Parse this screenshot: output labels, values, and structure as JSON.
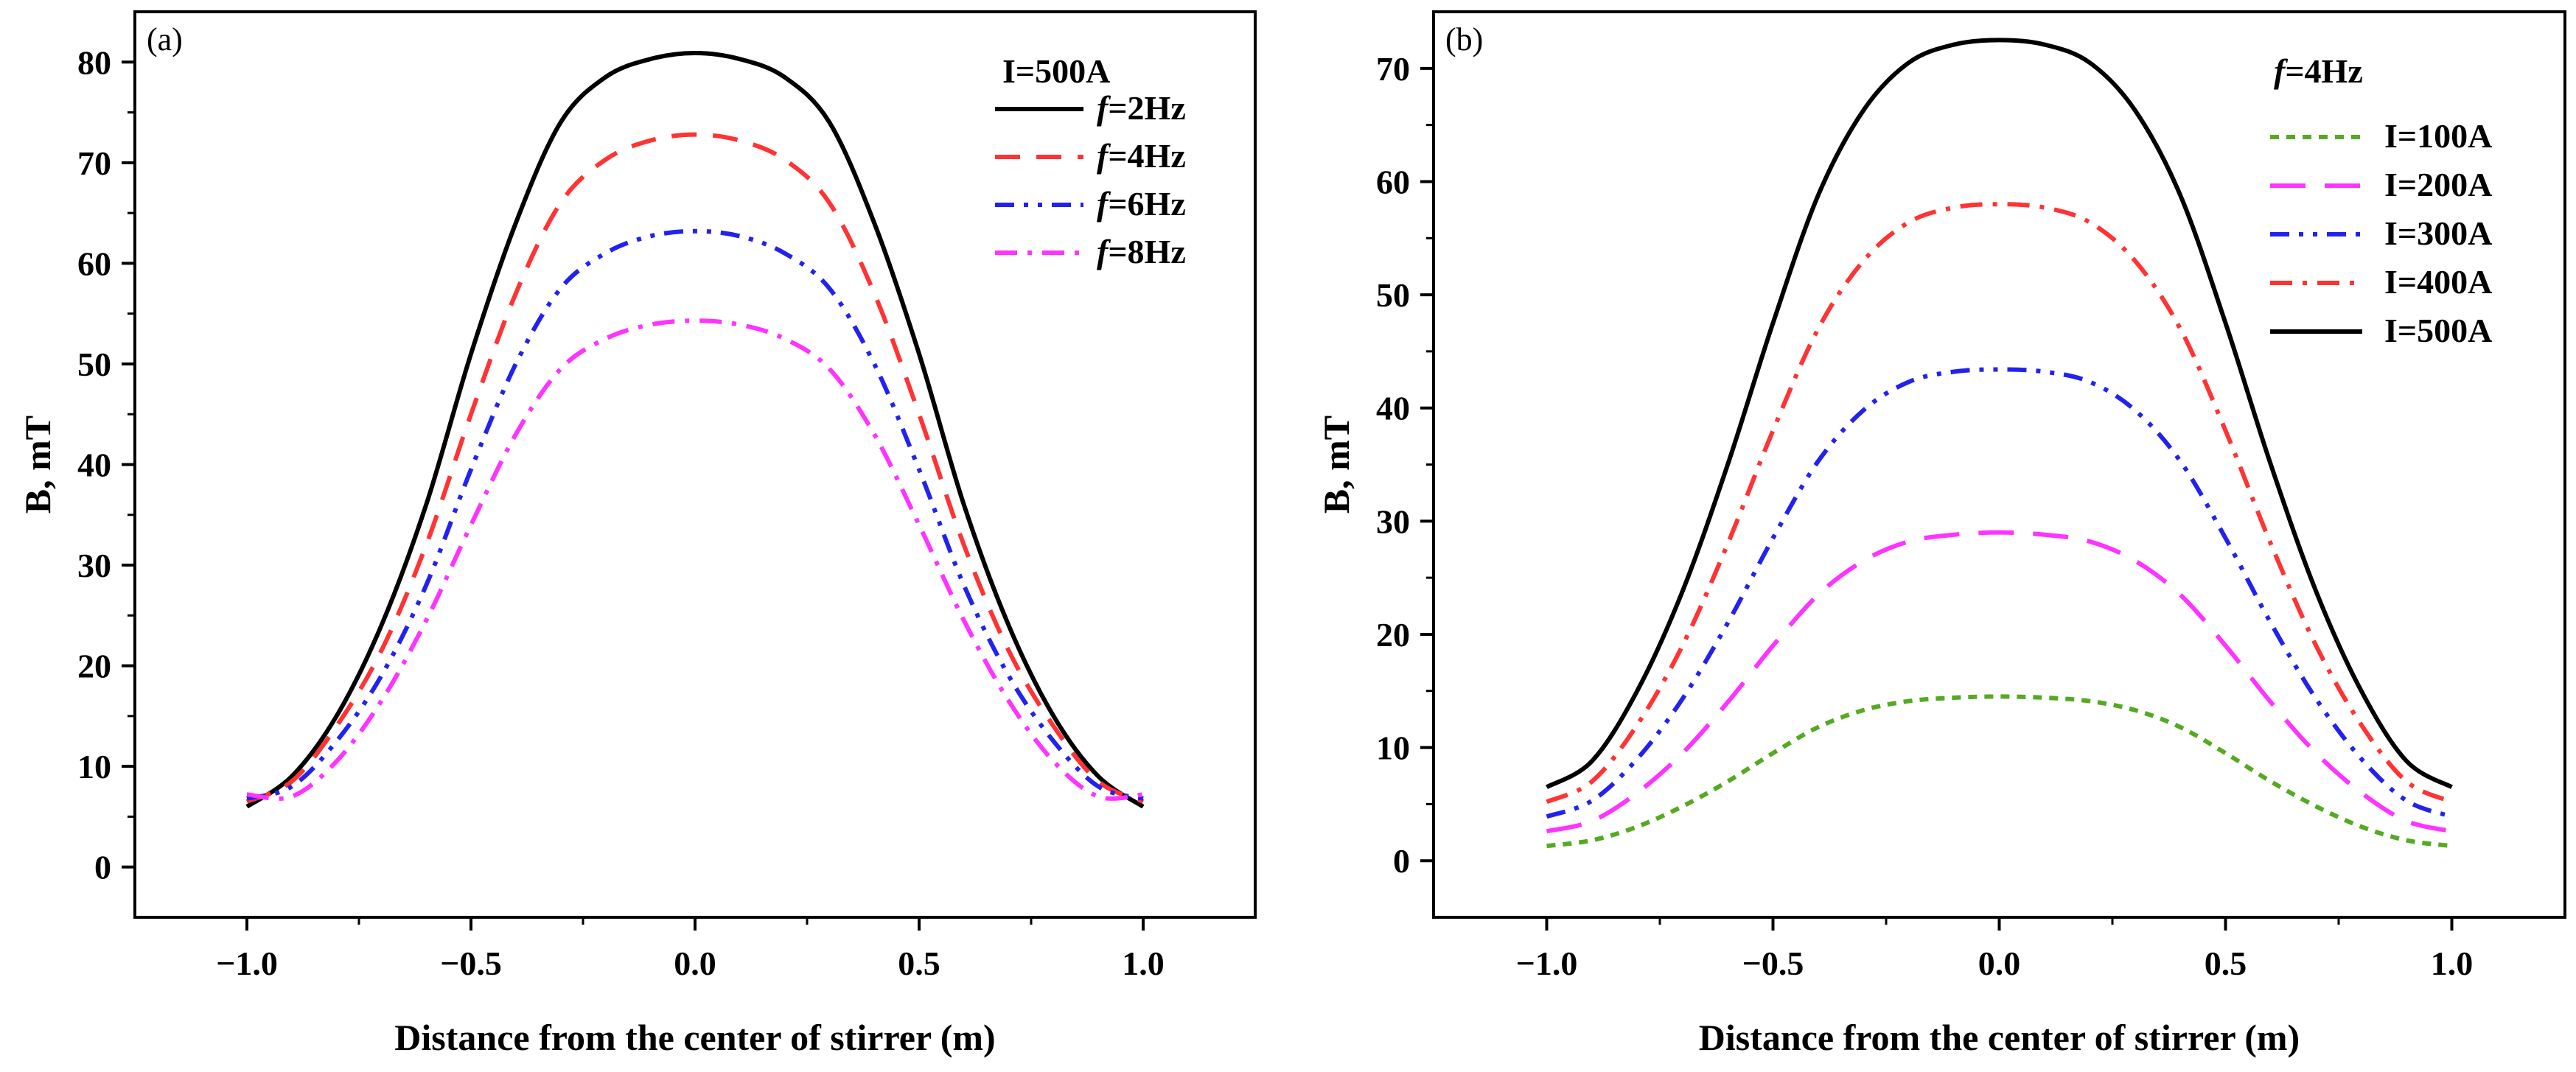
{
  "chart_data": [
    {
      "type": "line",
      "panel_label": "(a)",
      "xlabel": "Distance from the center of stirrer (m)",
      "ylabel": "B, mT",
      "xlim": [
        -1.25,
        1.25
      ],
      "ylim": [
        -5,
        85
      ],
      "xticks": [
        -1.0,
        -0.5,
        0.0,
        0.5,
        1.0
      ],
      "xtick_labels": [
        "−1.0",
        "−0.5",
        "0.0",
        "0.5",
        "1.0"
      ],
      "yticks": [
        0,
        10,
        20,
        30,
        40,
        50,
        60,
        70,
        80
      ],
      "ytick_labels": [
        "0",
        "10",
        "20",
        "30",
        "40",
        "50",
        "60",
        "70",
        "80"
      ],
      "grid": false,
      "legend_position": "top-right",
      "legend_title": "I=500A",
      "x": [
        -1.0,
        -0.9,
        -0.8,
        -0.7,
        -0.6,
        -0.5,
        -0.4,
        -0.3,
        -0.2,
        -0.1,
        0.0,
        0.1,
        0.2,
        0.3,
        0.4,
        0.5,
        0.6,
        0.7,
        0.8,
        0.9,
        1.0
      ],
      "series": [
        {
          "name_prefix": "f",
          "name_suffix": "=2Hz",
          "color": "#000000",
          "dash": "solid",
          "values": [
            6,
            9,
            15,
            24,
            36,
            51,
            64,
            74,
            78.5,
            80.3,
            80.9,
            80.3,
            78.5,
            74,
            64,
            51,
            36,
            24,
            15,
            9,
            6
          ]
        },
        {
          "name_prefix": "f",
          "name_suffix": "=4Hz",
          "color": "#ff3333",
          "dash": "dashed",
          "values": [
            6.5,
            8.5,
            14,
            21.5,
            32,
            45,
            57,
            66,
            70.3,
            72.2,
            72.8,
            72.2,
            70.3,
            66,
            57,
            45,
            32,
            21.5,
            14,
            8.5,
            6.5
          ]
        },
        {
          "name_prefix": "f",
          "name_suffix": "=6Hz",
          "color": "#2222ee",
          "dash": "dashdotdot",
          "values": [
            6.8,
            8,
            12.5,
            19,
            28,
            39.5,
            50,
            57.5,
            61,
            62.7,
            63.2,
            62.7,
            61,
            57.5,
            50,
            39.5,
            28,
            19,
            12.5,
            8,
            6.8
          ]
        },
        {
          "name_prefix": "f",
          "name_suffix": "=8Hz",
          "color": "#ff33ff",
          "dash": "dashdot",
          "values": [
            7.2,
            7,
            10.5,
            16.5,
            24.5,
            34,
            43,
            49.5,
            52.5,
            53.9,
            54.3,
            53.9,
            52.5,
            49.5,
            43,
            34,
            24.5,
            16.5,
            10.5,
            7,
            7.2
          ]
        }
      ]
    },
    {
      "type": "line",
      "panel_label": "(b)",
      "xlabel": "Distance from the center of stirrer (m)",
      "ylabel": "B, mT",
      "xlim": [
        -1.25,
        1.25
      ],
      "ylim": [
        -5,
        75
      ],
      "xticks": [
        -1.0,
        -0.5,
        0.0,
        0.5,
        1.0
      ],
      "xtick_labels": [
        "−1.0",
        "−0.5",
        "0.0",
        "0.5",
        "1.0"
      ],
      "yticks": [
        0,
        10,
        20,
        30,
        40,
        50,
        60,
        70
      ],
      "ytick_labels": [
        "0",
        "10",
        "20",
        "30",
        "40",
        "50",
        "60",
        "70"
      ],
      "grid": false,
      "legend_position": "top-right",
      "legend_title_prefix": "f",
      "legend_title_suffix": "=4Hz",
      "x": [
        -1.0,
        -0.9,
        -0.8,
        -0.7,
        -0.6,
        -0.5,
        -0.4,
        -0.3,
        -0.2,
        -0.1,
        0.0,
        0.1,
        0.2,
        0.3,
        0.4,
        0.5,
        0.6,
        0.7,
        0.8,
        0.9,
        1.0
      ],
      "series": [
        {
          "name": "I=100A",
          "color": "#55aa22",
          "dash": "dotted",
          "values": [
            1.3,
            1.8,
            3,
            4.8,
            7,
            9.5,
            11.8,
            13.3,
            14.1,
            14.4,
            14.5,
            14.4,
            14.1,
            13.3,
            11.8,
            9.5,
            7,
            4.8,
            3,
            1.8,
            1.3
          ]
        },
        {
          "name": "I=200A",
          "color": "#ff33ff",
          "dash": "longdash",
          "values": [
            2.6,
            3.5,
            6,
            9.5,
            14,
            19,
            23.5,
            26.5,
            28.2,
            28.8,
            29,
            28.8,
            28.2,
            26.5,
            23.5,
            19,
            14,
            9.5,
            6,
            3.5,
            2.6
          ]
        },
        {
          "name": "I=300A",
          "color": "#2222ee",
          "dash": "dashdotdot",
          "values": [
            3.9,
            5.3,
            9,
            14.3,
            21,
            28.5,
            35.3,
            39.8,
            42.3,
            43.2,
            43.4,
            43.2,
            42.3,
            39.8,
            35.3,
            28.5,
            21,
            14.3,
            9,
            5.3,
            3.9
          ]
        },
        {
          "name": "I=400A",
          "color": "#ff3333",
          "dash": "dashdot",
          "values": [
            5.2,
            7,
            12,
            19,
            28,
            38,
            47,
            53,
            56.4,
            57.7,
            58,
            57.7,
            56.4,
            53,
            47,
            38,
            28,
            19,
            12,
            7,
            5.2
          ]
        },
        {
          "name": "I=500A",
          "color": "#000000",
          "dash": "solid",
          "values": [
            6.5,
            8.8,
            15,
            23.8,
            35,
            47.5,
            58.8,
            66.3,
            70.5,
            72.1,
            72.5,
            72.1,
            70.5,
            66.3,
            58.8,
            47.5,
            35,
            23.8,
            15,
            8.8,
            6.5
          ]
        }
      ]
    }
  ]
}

WHAT THE TASK REQUIRES: Return the entries unchanged, save for the pictures, which do not belong in the copy.

WRITTEN REPLY:
Parse this screenshot: output labels, values, and structure as JSON.
{
  "chart_data": [
    {
      "type": "line",
      "panel_label": "(a)",
      "xlabel": "Distance from the center of stirrer (m)",
      "ylabel": "B, mT",
      "xlim": [
        -1.25,
        1.25
      ],
      "ylim": [
        -5,
        85
      ],
      "xticks": [
        -1.0,
        -0.5,
        0.0,
        0.5,
        1.0
      ],
      "xtick_labels": [
        "−1.0",
        "−0.5",
        "0.0",
        "0.5",
        "1.0"
      ],
      "yticks": [
        0,
        10,
        20,
        30,
        40,
        50,
        60,
        70,
        80
      ],
      "ytick_labels": [
        "0",
        "10",
        "20",
        "30",
        "40",
        "50",
        "60",
        "70",
        "80"
      ],
      "grid": false,
      "legend_position": "top-right",
      "legend_title": "I=500A",
      "x": [
        -1.0,
        -0.9,
        -0.8,
        -0.7,
        -0.6,
        -0.5,
        -0.4,
        -0.3,
        -0.2,
        -0.1,
        0.0,
        0.1,
        0.2,
        0.3,
        0.4,
        0.5,
        0.6,
        0.7,
        0.8,
        0.9,
        1.0
      ],
      "series": [
        {
          "name_prefix": "f",
          "name_suffix": "=2Hz",
          "color": "#000000",
          "dash": "solid",
          "values": [
            6,
            9,
            15,
            24,
            36,
            51,
            64,
            74,
            78.5,
            80.3,
            80.9,
            80.3,
            78.5,
            74,
            64,
            51,
            36,
            24,
            15,
            9,
            6
          ]
        },
        {
          "name_prefix": "f",
          "name_suffix": "=4Hz",
          "color": "#ff3333",
          "dash": "dashed",
          "values": [
            6.5,
            8.5,
            14,
            21.5,
            32,
            45,
            57,
            66,
            70.3,
            72.2,
            72.8,
            72.2,
            70.3,
            66,
            57,
            45,
            32,
            21.5,
            14,
            8.5,
            6.5
          ]
        },
        {
          "name_prefix": "f",
          "name_suffix": "=6Hz",
          "color": "#2222ee",
          "dash": "dashdotdot",
          "values": [
            6.8,
            8,
            12.5,
            19,
            28,
            39.5,
            50,
            57.5,
            61,
            62.7,
            63.2,
            62.7,
            61,
            57.5,
            50,
            39.5,
            28,
            19,
            12.5,
            8,
            6.8
          ]
        },
        {
          "name_prefix": "f",
          "name_suffix": "=8Hz",
          "color": "#ff33ff",
          "dash": "dashdot",
          "values": [
            7.2,
            7,
            10.5,
            16.5,
            24.5,
            34,
            43,
            49.5,
            52.5,
            53.9,
            54.3,
            53.9,
            52.5,
            49.5,
            43,
            34,
            24.5,
            16.5,
            10.5,
            7,
            7.2
          ]
        }
      ]
    },
    {
      "type": "line",
      "panel_label": "(b)",
      "xlabel": "Distance from the center of stirrer (m)",
      "ylabel": "B, mT",
      "xlim": [
        -1.25,
        1.25
      ],
      "ylim": [
        -5,
        75
      ],
      "xticks": [
        -1.0,
        -0.5,
        0.0,
        0.5,
        1.0
      ],
      "xtick_labels": [
        "−1.0",
        "−0.5",
        "0.0",
        "0.5",
        "1.0"
      ],
      "yticks": [
        0,
        10,
        20,
        30,
        40,
        50,
        60,
        70
      ],
      "ytick_labels": [
        "0",
        "10",
        "20",
        "30",
        "40",
        "50",
        "60",
        "70"
      ],
      "grid": false,
      "legend_position": "top-right",
      "legend_title_prefix": "f",
      "legend_title_suffix": "=4Hz",
      "x": [
        -1.0,
        -0.9,
        -0.8,
        -0.7,
        -0.6,
        -0.5,
        -0.4,
        -0.3,
        -0.2,
        -0.1,
        0.0,
        0.1,
        0.2,
        0.3,
        0.4,
        0.5,
        0.6,
        0.7,
        0.8,
        0.9,
        1.0
      ],
      "series": [
        {
          "name": "I=100A",
          "color": "#55aa22",
          "dash": "dotted",
          "values": [
            1.3,
            1.8,
            3,
            4.8,
            7,
            9.5,
            11.8,
            13.3,
            14.1,
            14.4,
            14.5,
            14.4,
            14.1,
            13.3,
            11.8,
            9.5,
            7,
            4.8,
            3,
            1.8,
            1.3
          ]
        },
        {
          "name": "I=200A",
          "color": "#ff33ff",
          "dash": "longdash",
          "values": [
            2.6,
            3.5,
            6,
            9.5,
            14,
            19,
            23.5,
            26.5,
            28.2,
            28.8,
            29,
            28.8,
            28.2,
            26.5,
            23.5,
            19,
            14,
            9.5,
            6,
            3.5,
            2.6
          ]
        },
        {
          "name": "I=300A",
          "color": "#2222ee",
          "dash": "dashdotdot",
          "values": [
            3.9,
            5.3,
            9,
            14.3,
            21,
            28.5,
            35.3,
            39.8,
            42.3,
            43.2,
            43.4,
            43.2,
            42.3,
            39.8,
            35.3,
            28.5,
            21,
            14.3,
            9,
            5.3,
            3.9
          ]
        },
        {
          "name": "I=400A",
          "color": "#ff3333",
          "dash": "dashdot",
          "values": [
            5.2,
            7,
            12,
            19,
            28,
            38,
            47,
            53,
            56.4,
            57.7,
            58,
            57.7,
            56.4,
            53,
            47,
            38,
            28,
            19,
            12,
            7,
            5.2
          ]
        },
        {
          "name": "I=500A",
          "color": "#000000",
          "dash": "solid",
          "values": [
            6.5,
            8.8,
            15,
            23.8,
            35,
            47.5,
            58.8,
            66.3,
            70.5,
            72.1,
            72.5,
            72.1,
            70.5,
            66.3,
            58.8,
            47.5,
            35,
            23.8,
            15,
            8.8,
            6.5
          ]
        }
      ]
    }
  ]
}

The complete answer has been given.